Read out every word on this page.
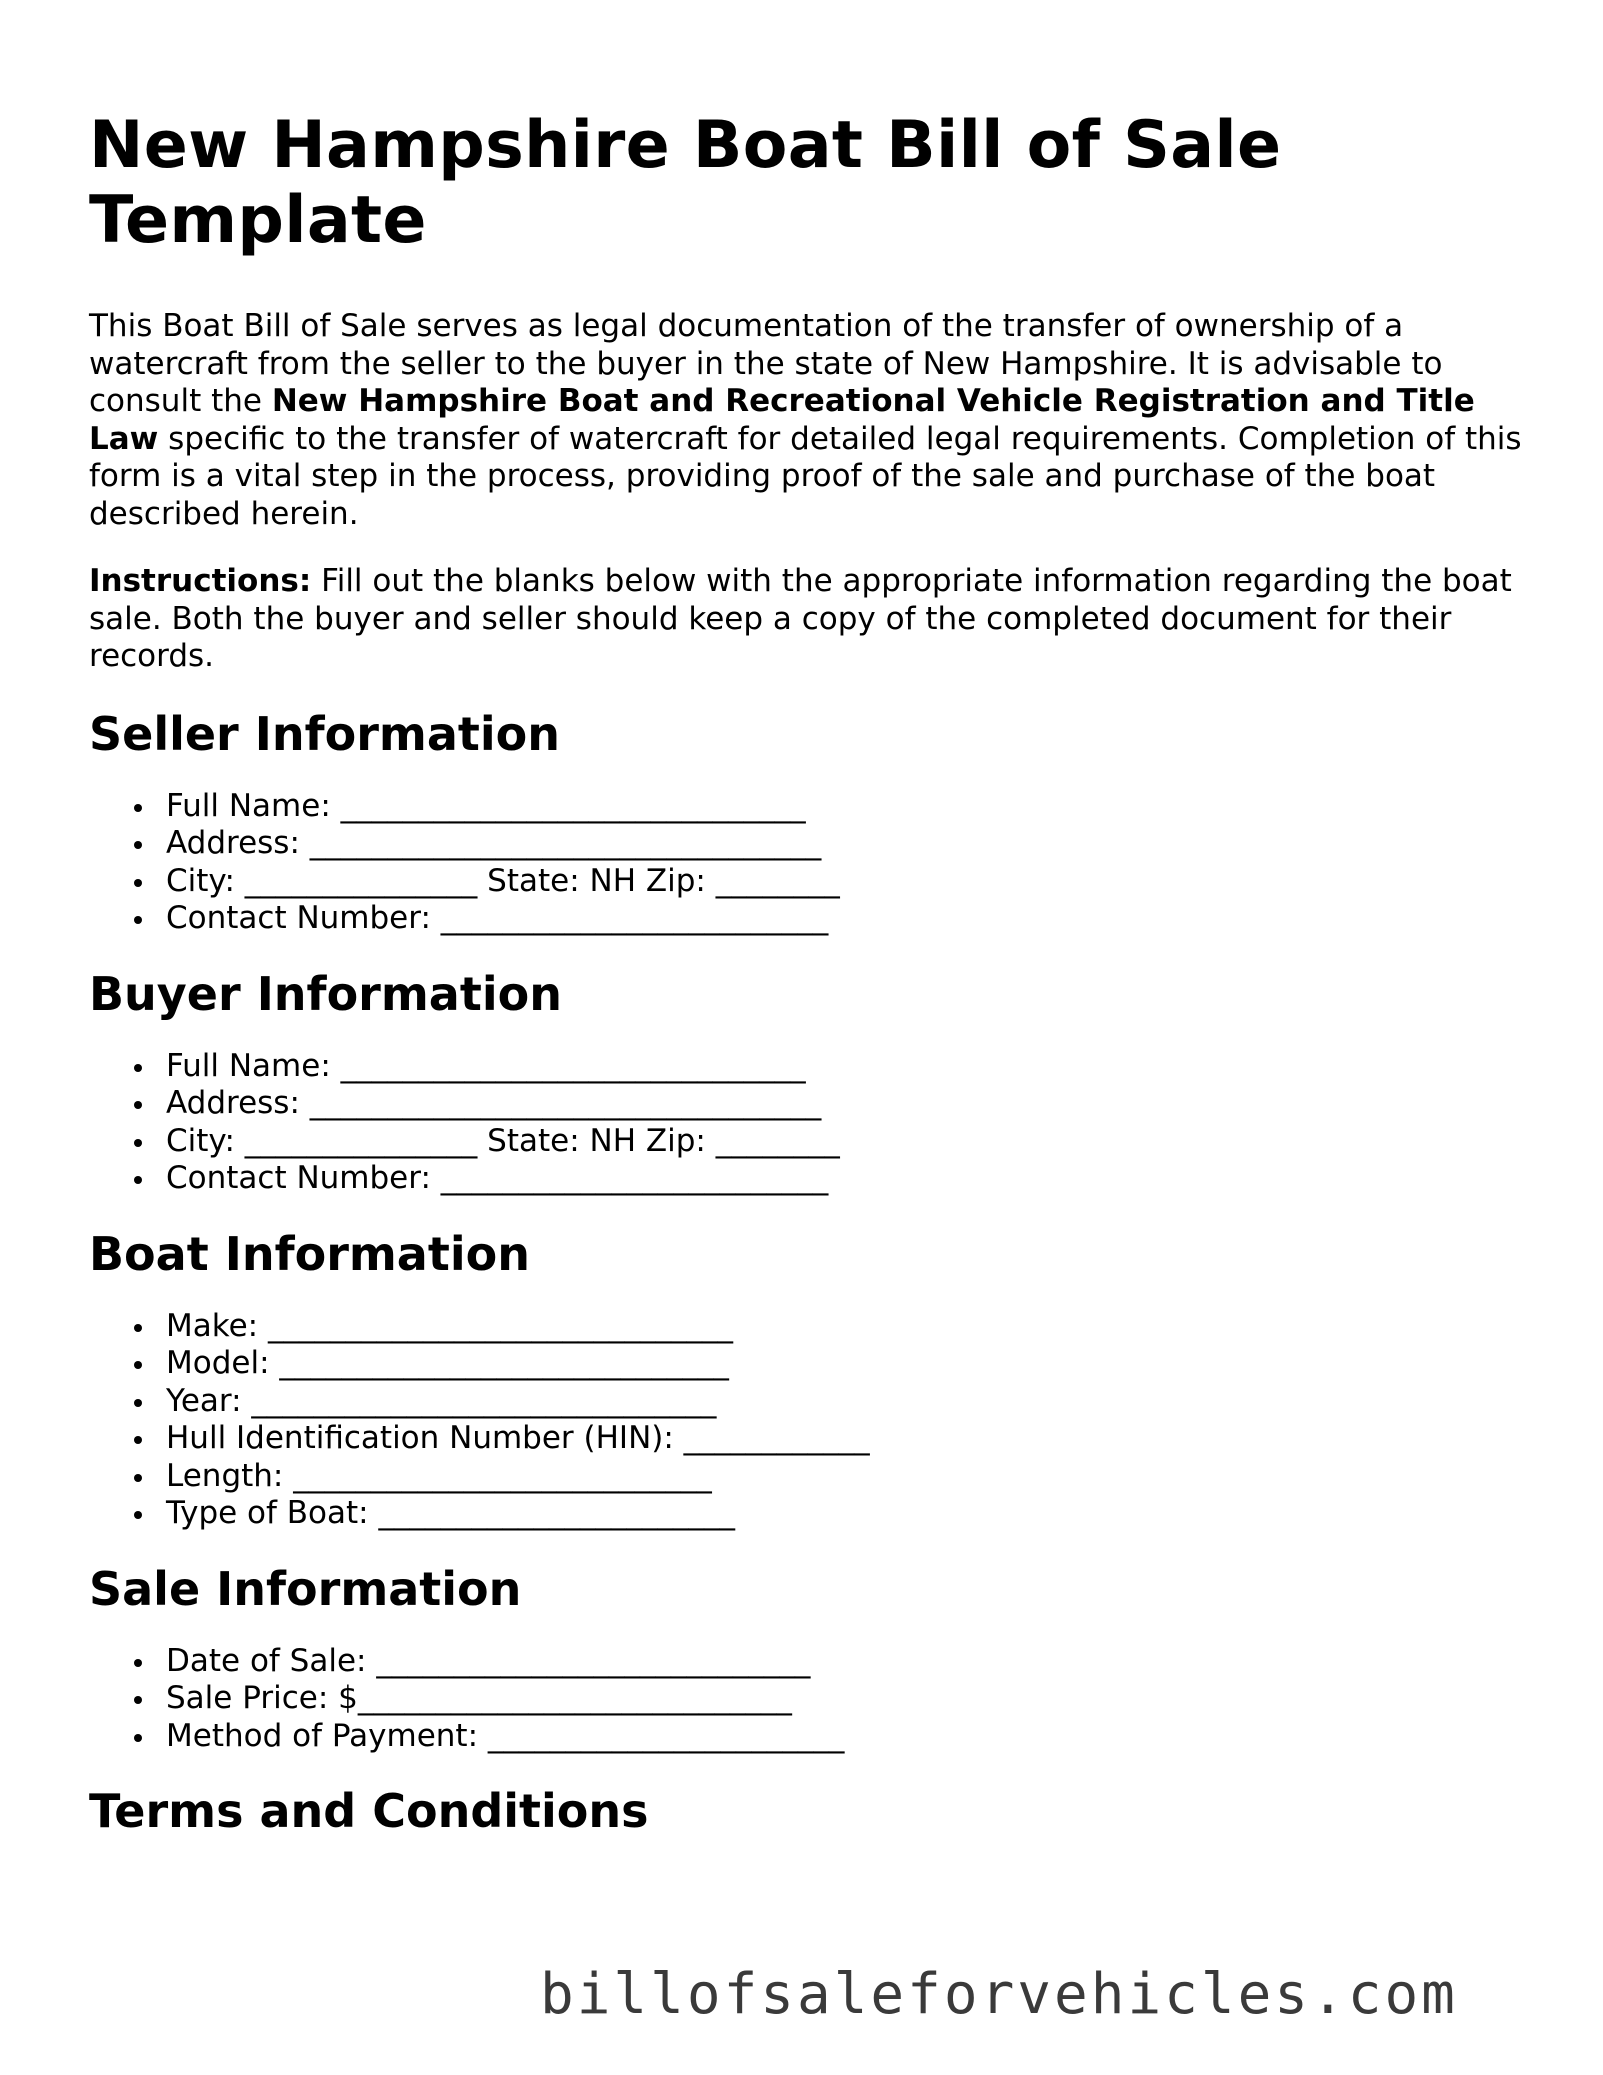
New Hampshire Boat Bill of Sale Template

This Boat Bill of Sale serves as legal documentation of the transfer of ownership of a watercraft from the seller to the buyer in the state of New Hampshire. It is advisable to consult the New Hampshire Boat and Recreational Vehicle Registration and Title Law specific to the transfer of watercraft for detailed legal requirements. Completion of this form is a vital step in the process, providing proof of the sale and purchase of the boat described herein.

Instructions: Fill out the blanks below with the appropriate information regarding the boat sale. Both the buyer and seller should keep a copy of the completed document for their records.

Seller Information
Full Name: ______________________________
Address: _________________________________
City: _______________ State: NH Zip: ________
Contact Number: _________________________
Buyer Information
Full Name: ______________________________
Address: _________________________________
City: _______________ State: NH Zip: ________
Contact Number: _________________________
Boat Information
Make: ______________________________
Model: _____________________________
Year: ______________________________
Hull Identification Number (HIN): ____________
Length: ___________________________
Type of Boat: _______________________
Sale Information
Date of Sale: ____________________________
Sale Price: $____________________________
Method of Payment: _______________________
Terms and Conditions
billofsaleforvehicles.com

> [Stated task] Make an exact copy of every entry above, minus the images.

> [Task response]
Read out every word on this page.
New Hampshire Boat Bill of Sale Template

This Boat Bill of Sale serves as legal documentation of the transfer of ownership of a watercraft from the seller to the buyer in the state of New Hampshire. It is advisable to consult the New Hampshire Boat and Recreational Vehicle Registration and Title Law specific to the transfer of watercraft for detailed legal requirements. Completion of this form is a vital step in the process, providing proof of the sale and purchase of the boat described herein.

Instructions: Fill out the blanks below with the appropriate information regarding the boat sale. Both the buyer and seller should keep a copy of the completed document for their records.

Seller Information
Full Name: ______________________________
Address: _________________________________
City: _______________ State: NH Zip: ________
Contact Number: _________________________
Buyer Information
Full Name: ______________________________
Address: _________________________________
City: _______________ State: NH Zip: ________
Contact Number: _________________________
Boat Information
Make: ______________________________
Model: _____________________________
Year: ______________________________
Hull Identification Number (HIN): ____________
Length: ___________________________
Type of Boat: _______________________
Sale Information
Date of Sale: ____________________________
Sale Price: $____________________________
Method of Payment: _______________________
Terms and Conditions
billofsaleforvehicles.com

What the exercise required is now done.